Using the data below, gather each line that includes the word "name".
○ ○ ○ ○
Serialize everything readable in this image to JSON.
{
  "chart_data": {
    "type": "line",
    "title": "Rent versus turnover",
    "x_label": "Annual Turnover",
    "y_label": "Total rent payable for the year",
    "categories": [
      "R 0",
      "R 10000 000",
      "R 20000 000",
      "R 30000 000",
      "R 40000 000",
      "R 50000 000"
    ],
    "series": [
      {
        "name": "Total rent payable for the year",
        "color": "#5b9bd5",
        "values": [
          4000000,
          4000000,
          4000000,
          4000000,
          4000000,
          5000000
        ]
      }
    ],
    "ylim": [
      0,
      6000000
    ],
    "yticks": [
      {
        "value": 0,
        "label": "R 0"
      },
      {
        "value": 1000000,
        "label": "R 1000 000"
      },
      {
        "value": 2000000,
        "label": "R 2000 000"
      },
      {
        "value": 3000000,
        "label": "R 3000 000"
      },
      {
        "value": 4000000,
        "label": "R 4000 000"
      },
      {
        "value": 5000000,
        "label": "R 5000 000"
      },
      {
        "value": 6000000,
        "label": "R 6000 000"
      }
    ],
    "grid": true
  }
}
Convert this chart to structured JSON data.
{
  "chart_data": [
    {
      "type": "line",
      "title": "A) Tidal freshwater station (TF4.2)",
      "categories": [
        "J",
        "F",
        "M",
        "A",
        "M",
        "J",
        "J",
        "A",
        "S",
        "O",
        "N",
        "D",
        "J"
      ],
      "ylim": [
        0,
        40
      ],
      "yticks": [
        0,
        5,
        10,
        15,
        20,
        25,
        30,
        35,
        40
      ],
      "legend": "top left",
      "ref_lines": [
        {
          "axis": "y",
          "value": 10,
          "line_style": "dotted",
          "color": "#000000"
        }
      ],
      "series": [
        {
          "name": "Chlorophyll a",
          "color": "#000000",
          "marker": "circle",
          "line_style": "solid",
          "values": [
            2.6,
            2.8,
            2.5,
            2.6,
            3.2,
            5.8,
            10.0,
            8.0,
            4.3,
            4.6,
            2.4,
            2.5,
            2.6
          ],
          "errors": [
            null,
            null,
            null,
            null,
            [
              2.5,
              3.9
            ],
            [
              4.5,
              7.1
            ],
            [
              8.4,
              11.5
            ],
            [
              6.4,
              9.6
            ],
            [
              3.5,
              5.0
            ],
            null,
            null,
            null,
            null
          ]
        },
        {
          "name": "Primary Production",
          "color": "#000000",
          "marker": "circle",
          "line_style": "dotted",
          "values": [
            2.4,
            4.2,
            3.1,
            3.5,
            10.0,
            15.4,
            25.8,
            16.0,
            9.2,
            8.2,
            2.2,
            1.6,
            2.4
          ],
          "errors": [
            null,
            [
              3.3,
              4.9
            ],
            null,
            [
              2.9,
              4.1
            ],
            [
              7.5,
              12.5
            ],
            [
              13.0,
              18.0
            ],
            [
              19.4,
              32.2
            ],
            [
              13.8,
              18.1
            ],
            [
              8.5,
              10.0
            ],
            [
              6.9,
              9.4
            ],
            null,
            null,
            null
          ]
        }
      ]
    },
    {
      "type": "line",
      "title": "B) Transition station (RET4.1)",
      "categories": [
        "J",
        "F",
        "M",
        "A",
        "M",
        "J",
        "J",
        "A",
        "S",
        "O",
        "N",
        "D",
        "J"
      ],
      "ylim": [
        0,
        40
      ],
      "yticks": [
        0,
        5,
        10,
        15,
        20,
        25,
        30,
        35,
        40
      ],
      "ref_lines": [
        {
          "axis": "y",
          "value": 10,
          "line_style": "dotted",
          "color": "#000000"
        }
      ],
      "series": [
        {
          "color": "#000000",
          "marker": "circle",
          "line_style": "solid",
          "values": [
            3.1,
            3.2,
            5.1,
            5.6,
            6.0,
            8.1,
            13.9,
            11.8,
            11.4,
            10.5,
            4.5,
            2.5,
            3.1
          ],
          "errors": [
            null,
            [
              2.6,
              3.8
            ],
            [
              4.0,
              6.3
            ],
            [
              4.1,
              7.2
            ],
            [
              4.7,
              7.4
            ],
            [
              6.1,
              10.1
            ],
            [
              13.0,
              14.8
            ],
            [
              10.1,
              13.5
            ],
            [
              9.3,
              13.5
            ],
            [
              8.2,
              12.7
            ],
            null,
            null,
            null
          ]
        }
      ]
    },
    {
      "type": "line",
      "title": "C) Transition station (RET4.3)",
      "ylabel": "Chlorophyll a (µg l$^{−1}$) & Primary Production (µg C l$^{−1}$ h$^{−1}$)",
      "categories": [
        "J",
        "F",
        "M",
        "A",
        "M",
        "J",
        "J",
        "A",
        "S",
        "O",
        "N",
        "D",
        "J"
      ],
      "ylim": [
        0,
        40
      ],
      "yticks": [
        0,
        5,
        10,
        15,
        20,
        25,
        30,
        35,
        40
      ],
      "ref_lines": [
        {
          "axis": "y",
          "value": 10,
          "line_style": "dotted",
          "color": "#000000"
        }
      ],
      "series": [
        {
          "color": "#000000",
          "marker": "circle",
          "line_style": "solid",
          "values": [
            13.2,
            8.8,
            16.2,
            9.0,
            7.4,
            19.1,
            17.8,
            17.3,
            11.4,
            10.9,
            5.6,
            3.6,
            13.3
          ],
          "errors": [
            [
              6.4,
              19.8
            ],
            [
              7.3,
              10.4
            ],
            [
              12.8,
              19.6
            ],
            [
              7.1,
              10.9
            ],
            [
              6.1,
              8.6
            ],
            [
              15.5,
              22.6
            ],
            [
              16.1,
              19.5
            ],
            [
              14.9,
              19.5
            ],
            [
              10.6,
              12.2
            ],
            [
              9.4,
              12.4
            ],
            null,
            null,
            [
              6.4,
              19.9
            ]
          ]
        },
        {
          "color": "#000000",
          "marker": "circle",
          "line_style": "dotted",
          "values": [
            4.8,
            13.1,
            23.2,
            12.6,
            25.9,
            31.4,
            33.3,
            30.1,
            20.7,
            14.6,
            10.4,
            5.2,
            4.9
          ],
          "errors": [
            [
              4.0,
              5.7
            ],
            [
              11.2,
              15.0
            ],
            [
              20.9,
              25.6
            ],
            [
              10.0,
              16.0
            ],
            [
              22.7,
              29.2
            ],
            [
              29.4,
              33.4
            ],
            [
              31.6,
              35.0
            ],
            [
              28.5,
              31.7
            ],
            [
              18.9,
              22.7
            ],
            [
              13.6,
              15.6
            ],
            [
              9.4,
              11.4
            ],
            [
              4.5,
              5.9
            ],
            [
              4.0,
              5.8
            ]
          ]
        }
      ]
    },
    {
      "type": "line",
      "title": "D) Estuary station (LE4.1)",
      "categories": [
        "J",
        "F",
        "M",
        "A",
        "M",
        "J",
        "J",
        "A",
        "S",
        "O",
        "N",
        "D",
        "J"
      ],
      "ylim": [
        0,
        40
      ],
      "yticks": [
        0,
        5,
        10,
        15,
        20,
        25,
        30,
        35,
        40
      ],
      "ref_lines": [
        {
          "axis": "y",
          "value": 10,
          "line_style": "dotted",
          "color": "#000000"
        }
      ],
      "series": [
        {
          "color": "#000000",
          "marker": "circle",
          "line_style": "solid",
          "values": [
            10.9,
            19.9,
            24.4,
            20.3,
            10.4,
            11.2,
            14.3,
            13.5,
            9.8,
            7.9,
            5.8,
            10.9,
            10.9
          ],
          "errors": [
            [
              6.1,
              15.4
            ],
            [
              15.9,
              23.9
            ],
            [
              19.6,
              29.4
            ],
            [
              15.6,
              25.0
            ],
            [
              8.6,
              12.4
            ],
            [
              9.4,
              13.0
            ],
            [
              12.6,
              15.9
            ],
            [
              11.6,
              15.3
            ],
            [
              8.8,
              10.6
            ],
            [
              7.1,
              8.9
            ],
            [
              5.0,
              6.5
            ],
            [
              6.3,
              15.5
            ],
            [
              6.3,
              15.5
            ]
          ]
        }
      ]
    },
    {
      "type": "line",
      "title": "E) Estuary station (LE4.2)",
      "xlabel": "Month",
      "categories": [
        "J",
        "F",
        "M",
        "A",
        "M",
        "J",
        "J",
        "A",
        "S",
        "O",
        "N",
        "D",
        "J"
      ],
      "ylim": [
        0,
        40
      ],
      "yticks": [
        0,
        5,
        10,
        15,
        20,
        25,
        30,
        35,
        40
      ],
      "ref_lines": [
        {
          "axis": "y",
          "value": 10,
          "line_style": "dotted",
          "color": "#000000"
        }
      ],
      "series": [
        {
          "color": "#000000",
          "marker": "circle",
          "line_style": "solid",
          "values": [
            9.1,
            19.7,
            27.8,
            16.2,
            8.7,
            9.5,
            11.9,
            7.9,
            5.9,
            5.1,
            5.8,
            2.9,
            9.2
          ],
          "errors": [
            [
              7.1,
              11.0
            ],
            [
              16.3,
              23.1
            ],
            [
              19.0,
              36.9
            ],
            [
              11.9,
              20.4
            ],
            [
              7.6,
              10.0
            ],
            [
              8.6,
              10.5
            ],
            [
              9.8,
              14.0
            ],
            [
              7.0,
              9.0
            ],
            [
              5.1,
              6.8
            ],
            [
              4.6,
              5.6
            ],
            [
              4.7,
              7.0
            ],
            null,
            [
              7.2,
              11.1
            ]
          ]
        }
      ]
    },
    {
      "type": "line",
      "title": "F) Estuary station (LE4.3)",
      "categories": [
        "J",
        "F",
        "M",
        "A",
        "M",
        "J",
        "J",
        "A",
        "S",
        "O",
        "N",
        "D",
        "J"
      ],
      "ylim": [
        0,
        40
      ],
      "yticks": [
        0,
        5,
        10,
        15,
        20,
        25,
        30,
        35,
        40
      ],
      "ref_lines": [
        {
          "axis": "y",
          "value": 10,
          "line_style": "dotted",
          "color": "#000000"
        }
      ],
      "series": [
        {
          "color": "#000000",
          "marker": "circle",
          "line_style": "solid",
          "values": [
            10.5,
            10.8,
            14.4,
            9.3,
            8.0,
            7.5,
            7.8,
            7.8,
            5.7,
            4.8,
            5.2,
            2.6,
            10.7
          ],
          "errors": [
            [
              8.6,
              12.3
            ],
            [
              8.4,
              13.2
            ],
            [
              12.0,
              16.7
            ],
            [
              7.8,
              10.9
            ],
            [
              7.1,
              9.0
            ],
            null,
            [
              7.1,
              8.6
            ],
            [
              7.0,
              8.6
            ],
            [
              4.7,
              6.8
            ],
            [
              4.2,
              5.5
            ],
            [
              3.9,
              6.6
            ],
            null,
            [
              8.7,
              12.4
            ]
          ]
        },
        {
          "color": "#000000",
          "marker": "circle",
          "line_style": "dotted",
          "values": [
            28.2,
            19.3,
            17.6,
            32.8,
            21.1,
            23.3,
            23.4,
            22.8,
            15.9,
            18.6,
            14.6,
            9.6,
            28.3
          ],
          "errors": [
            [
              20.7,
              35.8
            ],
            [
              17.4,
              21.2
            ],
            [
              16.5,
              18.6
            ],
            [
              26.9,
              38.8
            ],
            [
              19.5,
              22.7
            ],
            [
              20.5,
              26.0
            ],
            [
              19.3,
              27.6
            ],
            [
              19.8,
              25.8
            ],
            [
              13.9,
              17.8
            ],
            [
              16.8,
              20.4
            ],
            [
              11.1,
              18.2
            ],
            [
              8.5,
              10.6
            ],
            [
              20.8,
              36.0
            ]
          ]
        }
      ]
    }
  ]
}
○ ○ ○ ○
Answer to the exercise –
        "name": "Total rent payable for the year",
          "name": "Chlorophyll a",
          "name": "Primary Production",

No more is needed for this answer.